→ What you have to do
Reproduce the data below in full and exclude every picture.

[Figure record extracts]
------------

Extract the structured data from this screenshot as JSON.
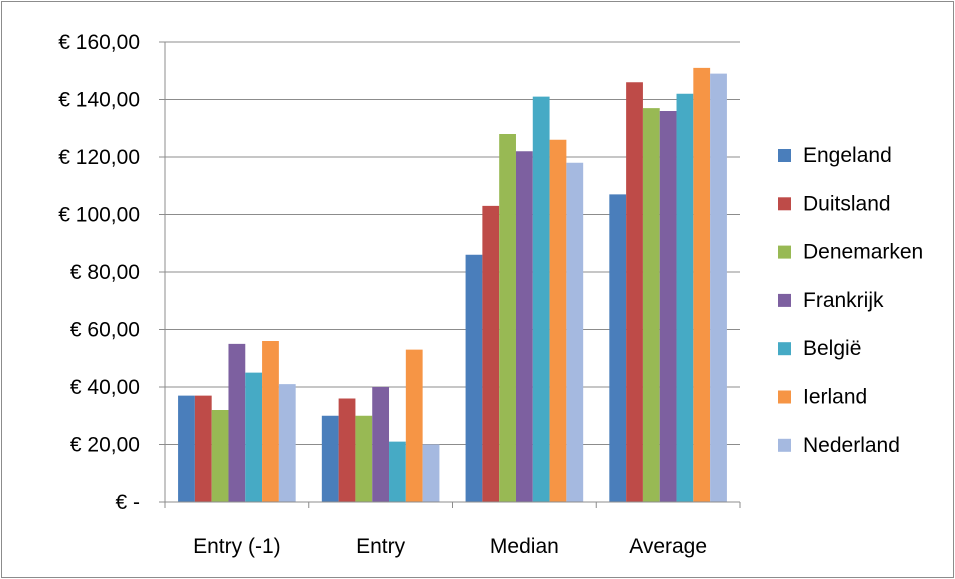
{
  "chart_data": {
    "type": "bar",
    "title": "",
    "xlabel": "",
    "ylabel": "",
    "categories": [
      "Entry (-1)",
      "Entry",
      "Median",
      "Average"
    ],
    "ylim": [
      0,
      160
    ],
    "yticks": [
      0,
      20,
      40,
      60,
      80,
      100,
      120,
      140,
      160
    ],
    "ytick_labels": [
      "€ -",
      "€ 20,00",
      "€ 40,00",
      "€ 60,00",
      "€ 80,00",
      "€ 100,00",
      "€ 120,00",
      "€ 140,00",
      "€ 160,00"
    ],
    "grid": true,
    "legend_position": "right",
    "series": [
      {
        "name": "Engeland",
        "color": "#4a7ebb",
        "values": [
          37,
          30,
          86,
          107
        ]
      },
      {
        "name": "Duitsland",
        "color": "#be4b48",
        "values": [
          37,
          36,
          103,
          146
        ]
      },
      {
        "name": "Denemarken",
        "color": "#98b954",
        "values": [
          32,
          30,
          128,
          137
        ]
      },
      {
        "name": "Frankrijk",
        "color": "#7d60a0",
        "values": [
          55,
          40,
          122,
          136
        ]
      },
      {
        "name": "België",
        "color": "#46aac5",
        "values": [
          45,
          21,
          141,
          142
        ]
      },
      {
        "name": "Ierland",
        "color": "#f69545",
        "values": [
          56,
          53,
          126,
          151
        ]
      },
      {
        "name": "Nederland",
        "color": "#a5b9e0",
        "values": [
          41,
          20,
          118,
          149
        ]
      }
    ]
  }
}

------------

→ Solution
Extract the structured data from this screenshot as JSON.
{
  "chart_data": {
    "type": "bar",
    "title": "",
    "xlabel": "",
    "ylabel": "",
    "categories": [
      "Entry (-1)",
      "Entry",
      "Median",
      "Average"
    ],
    "ylim": [
      0,
      160
    ],
    "yticks": [
      0,
      20,
      40,
      60,
      80,
      100,
      120,
      140,
      160
    ],
    "ytick_labels": [
      "€ -",
      "€ 20,00",
      "€ 40,00",
      "€ 60,00",
      "€ 80,00",
      "€ 100,00",
      "€ 120,00",
      "€ 140,00",
      "€ 160,00"
    ],
    "grid": true,
    "legend_position": "right",
    "series": [
      {
        "name": "Engeland",
        "color": "#4a7ebb",
        "values": [
          37,
          30,
          86,
          107
        ]
      },
      {
        "name": "Duitsland",
        "color": "#be4b48",
        "values": [
          37,
          36,
          103,
          146
        ]
      },
      {
        "name": "Denemarken",
        "color": "#98b954",
        "values": [
          32,
          30,
          128,
          137
        ]
      },
      {
        "name": "Frankrijk",
        "color": "#7d60a0",
        "values": [
          55,
          40,
          122,
          136
        ]
      },
      {
        "name": "België",
        "color": "#46aac5",
        "values": [
          45,
          21,
          141,
          142
        ]
      },
      {
        "name": "Ierland",
        "color": "#f69545",
        "values": [
          56,
          53,
          126,
          151
        ]
      },
      {
        "name": "Nederland",
        "color": "#a5b9e0",
        "values": [
          41,
          20,
          118,
          149
        ]
      }
    ]
  }
}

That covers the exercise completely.